**THE EXERCISE**
Go through the listing and pick out each line with the word "fields" in it.

**INFORMATION GIVEN**
━━━━━━
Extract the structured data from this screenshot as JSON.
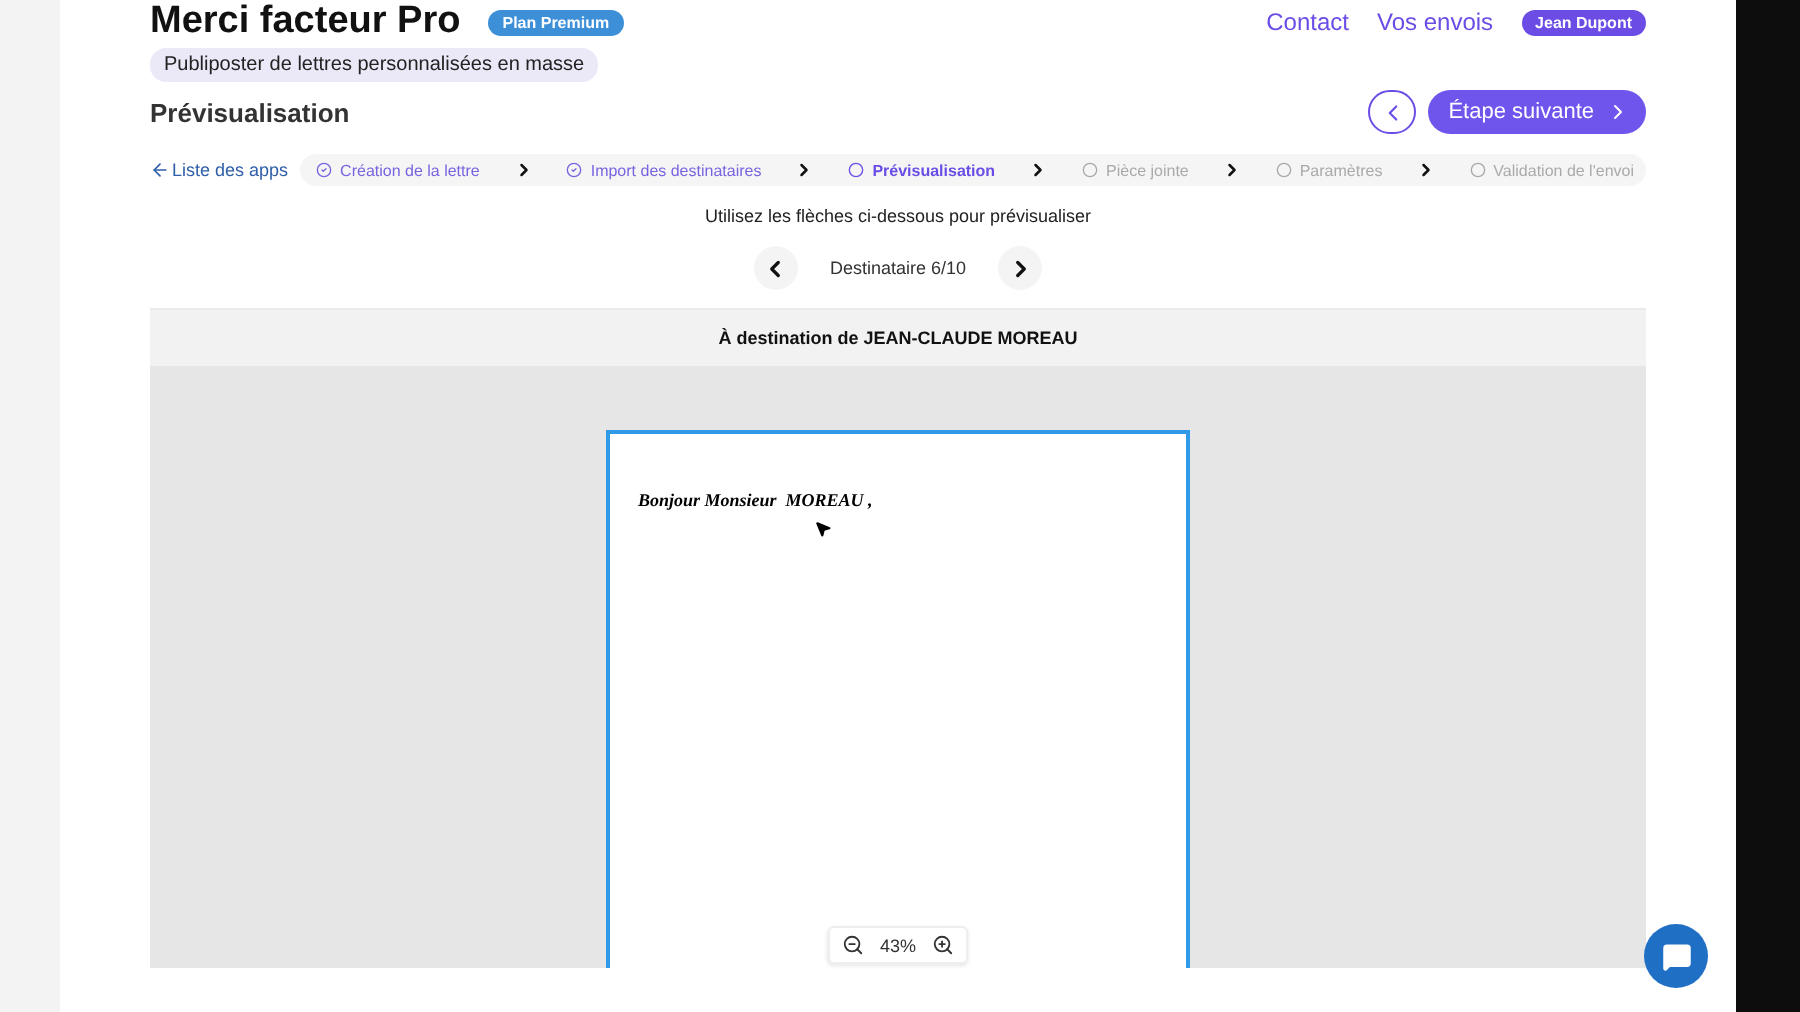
{
  "header": {
    "brand": "Merci facteur Pro",
    "plan_badge": "Plan Premium",
    "nav": [
      "Contact",
      "Vos envois"
    ],
    "user_badge": "Jean Dupont"
  },
  "app_tag": "Publiposter de lettres personnalisées en masse",
  "page_title": "Prévisualisation",
  "next_button": "Étape suivante",
  "back_link": "Liste des apps",
  "steps": [
    {
      "label": "Création de la lettre",
      "completed": true,
      "selected": false
    },
    {
      "label": "Import des destinataires",
      "completed": true,
      "selected": false
    },
    {
      "label": "Prévisualisation",
      "completed": false,
      "selected": true
    },
    {
      "label": "Pièce jointe",
      "completed": false,
      "selected": false
    },
    {
      "label": "Paramètres",
      "completed": false,
      "selected": false
    },
    {
      "label": "Validation de l'envoi",
      "completed": false,
      "selected": false
    }
  ],
  "hint": "Utilisez les flèches ci-dessous pour prévisualiser",
  "recipient_counter": "Destinataire 6/10",
  "preview_header": "À destination de JEAN-CLAUDE MOREAU",
  "letter_text": "Bonjour Monsieur  MOREAU ,",
  "zoom_level": "43%"
}
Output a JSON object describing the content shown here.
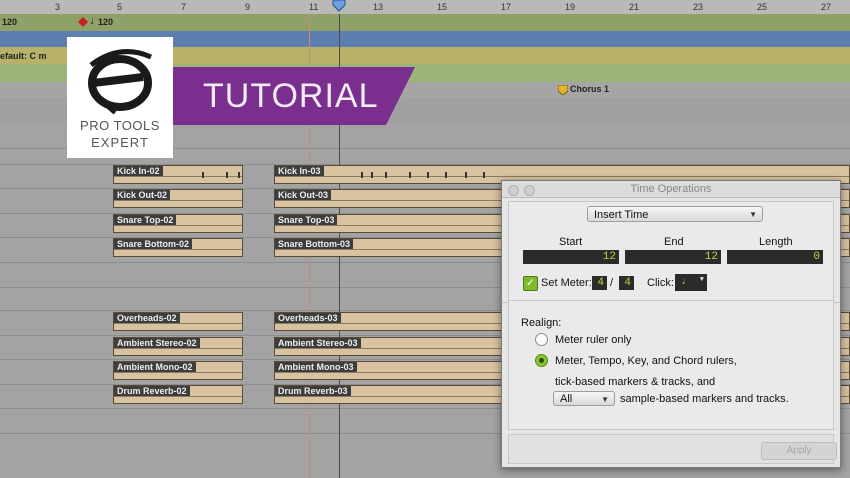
{
  "ruler": {
    "ticks": [
      "3",
      "5",
      "7",
      "9",
      "11",
      "13",
      "15",
      "17",
      "19",
      "21",
      "23",
      "25",
      "27"
    ]
  },
  "tempo": {
    "left_value": "120",
    "marker_value": "120"
  },
  "key_text": "efault: C m",
  "marker": {
    "chorus_label": "Chorus 1"
  },
  "tracks_left": [
    "Kick In-02",
    "Kick Out-02",
    "Snare Top-02",
    "Snare Bottom-02",
    "Overheads-02",
    "Ambient Stereo-02",
    "Ambient Mono-02",
    "Drum Reverb-02"
  ],
  "tracks_right": [
    "Kick In-03",
    "Kick Out-03",
    "Snare Top-03",
    "Snare Bottom-03",
    "Overheads-03",
    "Ambient Stereo-03",
    "Ambient Mono-03",
    "Drum Reverb-03"
  ],
  "overlay": {
    "logo_line1": "PRO TOOLS",
    "logo_line2": "EXPERT",
    "banner": "TUTORIAL"
  },
  "dialog": {
    "title": "Time Operations",
    "operation": "Insert Time",
    "start_label": "Start",
    "end_label": "End",
    "length_label": "Length",
    "start_value": "12",
    "end_value": "12",
    "length_value": "0",
    "set_meter_label": "Set Meter:",
    "meter_num": "4",
    "meter_slash": "/",
    "meter_den": "4",
    "click_label": "Click:",
    "realign_label": "Realign:",
    "option1": "Meter ruler only",
    "option2_line1": "Meter, Tempo, Key, and Chord rulers,",
    "option2_line2": "tick-based markers & tracks, and",
    "all_value": "All",
    "option2_line3": "sample-based markers and tracks.",
    "apply": "Apply"
  },
  "colors": {
    "banner": "#7a2f8f",
    "counter_text": "#b9d63c",
    "radio_selected": "#8cc531"
  }
}
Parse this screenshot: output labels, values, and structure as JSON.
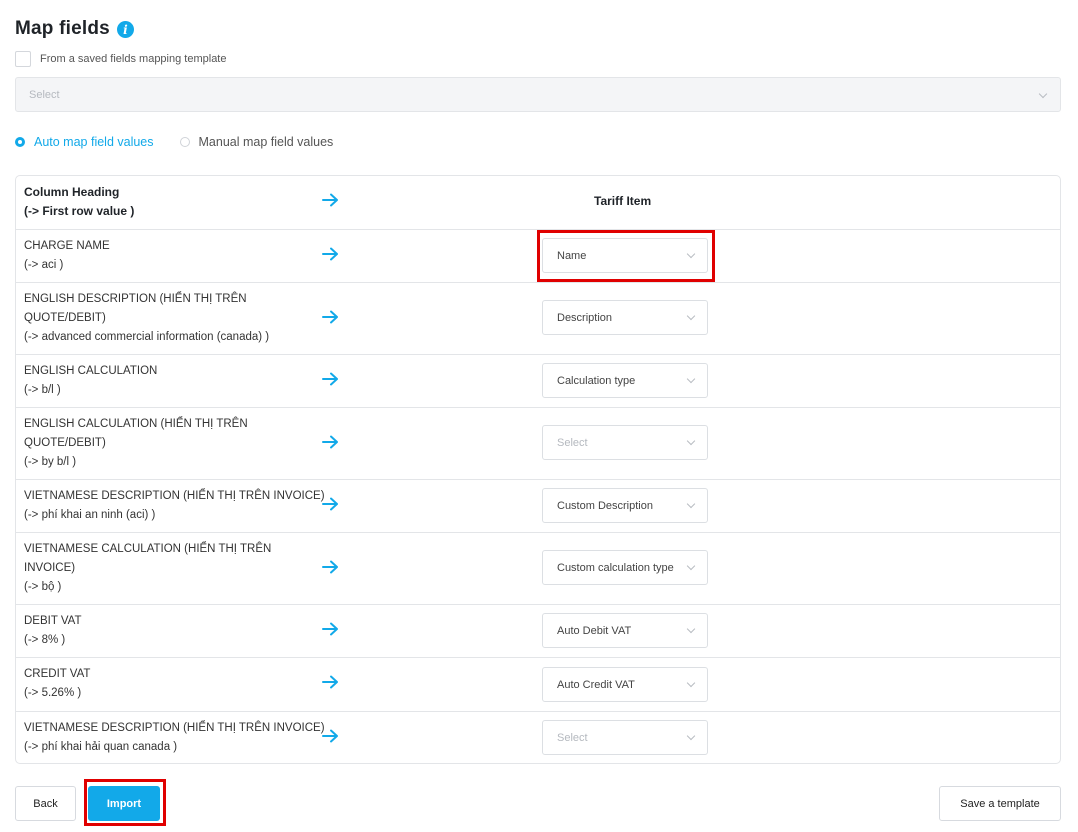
{
  "header": {
    "title": "Map fields",
    "info_glyph": "i"
  },
  "template": {
    "checkbox_label": "From a saved fields mapping template",
    "select_placeholder": "Select"
  },
  "mode": {
    "auto_label": "Auto map field values",
    "manual_label": "Manual map field values",
    "selected": "auto"
  },
  "table": {
    "header": {
      "column_line1": "Column Heading",
      "column_line2": "(-> First row value )",
      "tariff": "Tariff Item"
    },
    "rows": [
      {
        "lines": [
          "CHARGE NAME",
          "(-> aci )"
        ],
        "value": "Name",
        "placeholder": false
      },
      {
        "lines": [
          "ENGLISH DESCRIPTION (HIỂN THỊ TRÊN",
          "QUOTE/DEBIT)",
          "(-> advanced commercial information (canada) )"
        ],
        "value": "Description",
        "placeholder": false
      },
      {
        "lines": [
          "ENGLISH CALCULATION",
          "(-> b/l )"
        ],
        "value": "Calculation type",
        "placeholder": false
      },
      {
        "lines": [
          "ENGLISH CALCULATION (HIỂN THỊ TRÊN",
          "QUOTE/DEBIT)",
          "(-> by b/l )"
        ],
        "value": "Select",
        "placeholder": true
      },
      {
        "lines": [
          "VIETNAMESE DESCRIPTION (HIỂN THỊ TRÊN INVOICE)",
          "(-> phí khai an ninh (aci) )"
        ],
        "value": "Custom Description",
        "placeholder": false
      },
      {
        "lines": [
          "VIETNAMESE CALCULATION (HIỂN THỊ TRÊN",
          "INVOICE)",
          "(-> bộ )"
        ],
        "value": "Custom calculation type",
        "placeholder": false
      },
      {
        "lines": [
          "DEBIT VAT",
          "(-> 8% )"
        ],
        "value": "Auto Debit VAT",
        "placeholder": false
      },
      {
        "lines": [
          "CREDIT VAT",
          "(-> 5.26% )"
        ],
        "value": "Auto Credit VAT",
        "placeholder": false
      },
      {
        "lines": [
          "VIETNAMESE DESCRIPTION (HIỂN THỊ TRÊN INVOICE)",
          "(-> phí khai hải quan canada )"
        ],
        "value": "Select",
        "placeholder": true
      }
    ]
  },
  "footer": {
    "back_label": "Back",
    "import_label": "Import",
    "save_label": "Save a template"
  },
  "colors": {
    "accent": "#12a9e9",
    "highlight": "#e00000",
    "border": "#e3e5e8"
  },
  "icons": {
    "arrow": "arrow-right-icon",
    "info": "info-icon",
    "dropdown": "chevron-down-icon"
  }
}
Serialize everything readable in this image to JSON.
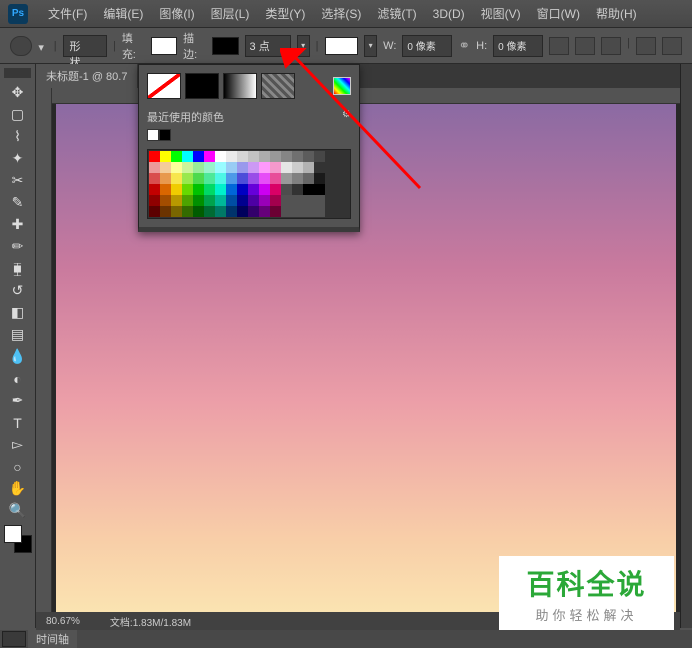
{
  "app_logo": "Ps",
  "menu": [
    "文件(F)",
    "编辑(E)",
    "图像(I)",
    "图层(L)",
    "类型(Y)",
    "选择(S)",
    "滤镜(T)",
    "3D(D)",
    "视图(V)",
    "窗口(W)",
    "帮助(H)"
  ],
  "options": {
    "shape_mode": "形状",
    "fill_label": "填充:",
    "stroke_label": "描边:",
    "stroke_width": "3 点",
    "w_label": "W:",
    "w_value": "0 像素",
    "h_label": "H:",
    "h_value": "0 像素"
  },
  "doc": {
    "tab_title": "未标题-1 @ 80.7"
  },
  "color_popup": {
    "recent_label": "最近使用的颜色",
    "recent": [
      "#ffffff",
      "#000000"
    ],
    "grid": [
      "#ff0000",
      "#ffff00",
      "#00ff00",
      "#00ffff",
      "#0000ff",
      "#ff00ff",
      "#ffffff",
      "#ebebeb",
      "#d6d6d6",
      "#c2c2c2",
      "#adadad",
      "#999999",
      "#858585",
      "#707070",
      "#5c5c5c",
      "#474747",
      "#ec9999",
      "#f4cc99",
      "#fcff99",
      "#ccf499",
      "#99ec99",
      "#99f4cc",
      "#99fcff",
      "#99ccf4",
      "#9999ec",
      "#cc99f4",
      "#ff99fc",
      "#f499cc",
      "#e5e5e5",
      "#cccccc",
      "#b2b2b2",
      "#333333",
      "#d94d4d",
      "#e8994d",
      "#f7e64d",
      "#99e84d",
      "#4dd94d",
      "#4de899",
      "#4df7e6",
      "#4d99e8",
      "#4d4dd9",
      "#994de8",
      "#e64df7",
      "#e84d99",
      "#999999",
      "#808080",
      "#666666",
      "#1a1a1a",
      "#c20000",
      "#d96600",
      "#f0cc00",
      "#66d900",
      "#00c200",
      "#00d966",
      "#00f0cc",
      "#0066d9",
      "#0000c2",
      "#6600d9",
      "#cc00f0",
      "#d90066",
      "#4d4d4d",
      "#333333",
      "#000000",
      "#000000",
      "#8f0000",
      "#a34d00",
      "#b89900",
      "#4da300",
      "#008f00",
      "#00a34d",
      "#00b899",
      "#004da3",
      "#00008f",
      "#4d00a3",
      "#9900b8",
      "#a3004d",
      "",
      "",
      "",
      "",
      "#5c0000",
      "#6b3300",
      "#7a6600",
      "#336b00",
      "#005c00",
      "#006b33",
      "#007a66",
      "#00336b",
      "#00005c",
      "#33006b",
      "#66007a",
      "#6b0033",
      "",
      "",
      "",
      ""
    ]
  },
  "status": {
    "zoom": "80.67%",
    "docinfo": "文档:1.83M/1.83M"
  },
  "bottom": {
    "timeline": "时间轴"
  },
  "watermark": {
    "title": "百科全说",
    "sub": "助你轻松解决"
  }
}
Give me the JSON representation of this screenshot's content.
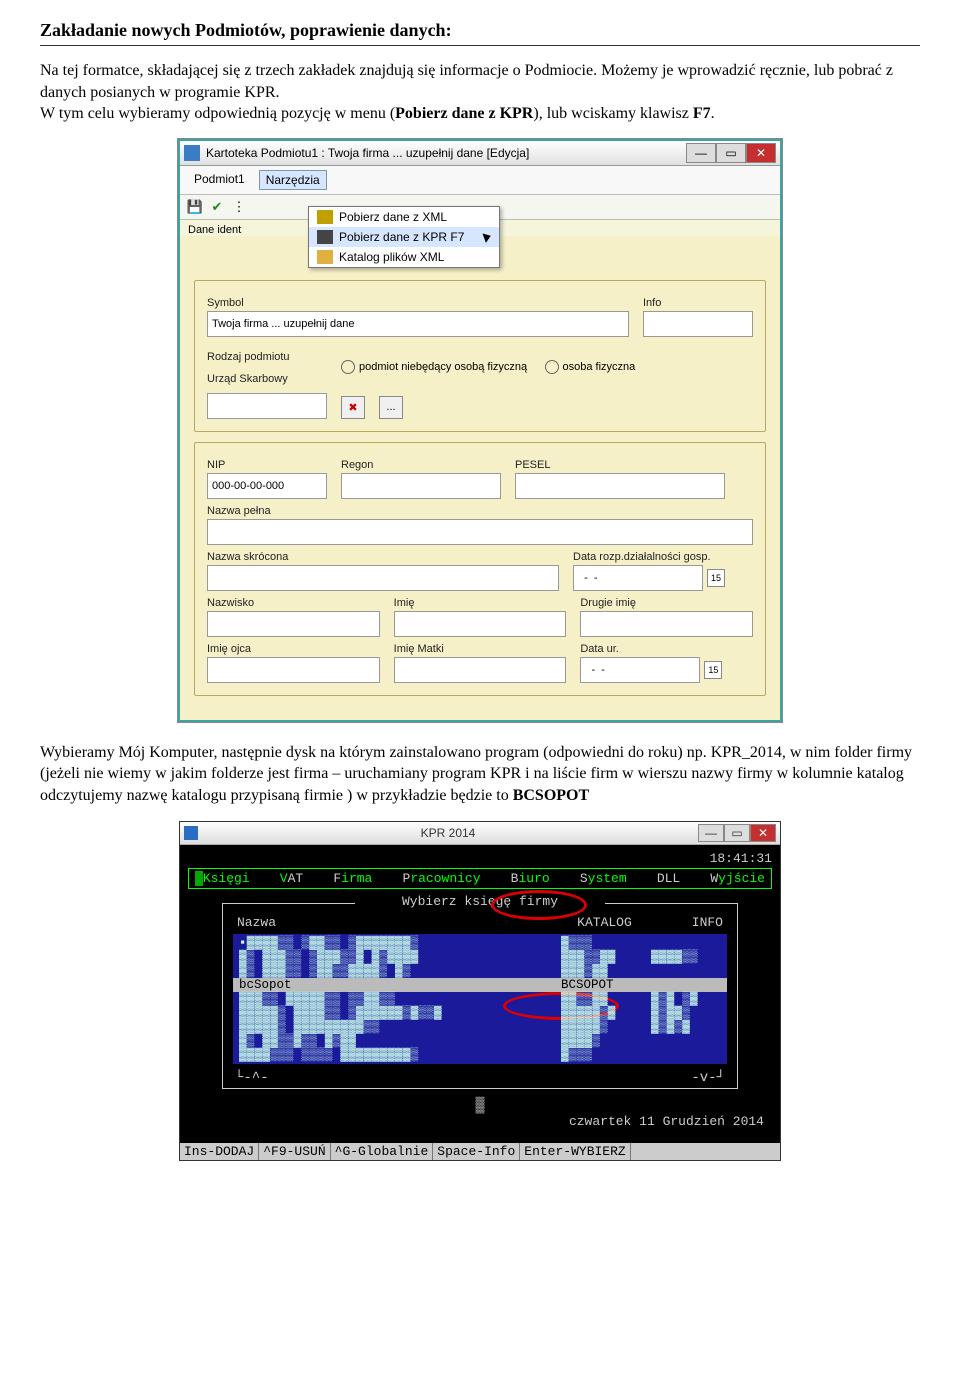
━━━━━━
**SOLUTION FOR THIS PROBLEM**
    "title": "Map fields",
    "checkbox_label": "From a saved fields mapping template",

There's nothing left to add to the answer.